→ WHAT IS REQUIRED
Find the word "nbij" in the listing; pull out each line holding it.

-------- ROWS

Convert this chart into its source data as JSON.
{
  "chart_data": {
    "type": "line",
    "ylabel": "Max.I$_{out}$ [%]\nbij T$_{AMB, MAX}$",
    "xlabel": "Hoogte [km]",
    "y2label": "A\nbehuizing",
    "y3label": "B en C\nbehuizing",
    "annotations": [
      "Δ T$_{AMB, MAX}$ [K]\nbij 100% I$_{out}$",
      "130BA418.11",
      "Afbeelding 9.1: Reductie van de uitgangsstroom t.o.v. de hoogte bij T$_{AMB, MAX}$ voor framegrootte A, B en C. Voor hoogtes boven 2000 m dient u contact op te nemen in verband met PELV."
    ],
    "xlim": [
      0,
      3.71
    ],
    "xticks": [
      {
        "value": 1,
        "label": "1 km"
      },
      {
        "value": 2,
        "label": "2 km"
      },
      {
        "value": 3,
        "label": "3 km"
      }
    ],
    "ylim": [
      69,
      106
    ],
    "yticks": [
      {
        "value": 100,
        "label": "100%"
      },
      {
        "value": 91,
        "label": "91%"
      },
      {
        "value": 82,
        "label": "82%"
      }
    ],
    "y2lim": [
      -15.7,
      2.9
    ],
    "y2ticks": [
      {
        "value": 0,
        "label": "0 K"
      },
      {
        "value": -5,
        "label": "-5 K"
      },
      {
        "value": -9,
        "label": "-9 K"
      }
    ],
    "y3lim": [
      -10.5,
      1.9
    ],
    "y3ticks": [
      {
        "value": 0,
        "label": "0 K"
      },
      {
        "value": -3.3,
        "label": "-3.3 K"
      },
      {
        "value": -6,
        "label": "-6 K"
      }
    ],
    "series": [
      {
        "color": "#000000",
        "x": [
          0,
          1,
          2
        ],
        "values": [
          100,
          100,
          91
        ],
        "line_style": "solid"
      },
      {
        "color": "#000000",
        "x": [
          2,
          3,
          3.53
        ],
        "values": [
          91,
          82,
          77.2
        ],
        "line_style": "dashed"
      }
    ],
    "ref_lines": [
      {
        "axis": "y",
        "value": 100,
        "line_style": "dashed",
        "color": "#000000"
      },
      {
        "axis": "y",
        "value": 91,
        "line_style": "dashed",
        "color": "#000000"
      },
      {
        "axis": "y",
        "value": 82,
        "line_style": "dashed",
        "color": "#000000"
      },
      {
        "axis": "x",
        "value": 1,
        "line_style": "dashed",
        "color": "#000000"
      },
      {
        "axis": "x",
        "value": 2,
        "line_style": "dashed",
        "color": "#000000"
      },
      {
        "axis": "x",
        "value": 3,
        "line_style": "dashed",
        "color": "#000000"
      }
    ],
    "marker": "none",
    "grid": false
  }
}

----------------

→ OUTPUT FOR THIS TASK
    "ylabel": "Max.I$_{out}$ [%]\nbij T$_{AMB, MAX}$",
      "Δ T$_{AMB, MAX}$ [K]\nbij 100% I$_{out}$",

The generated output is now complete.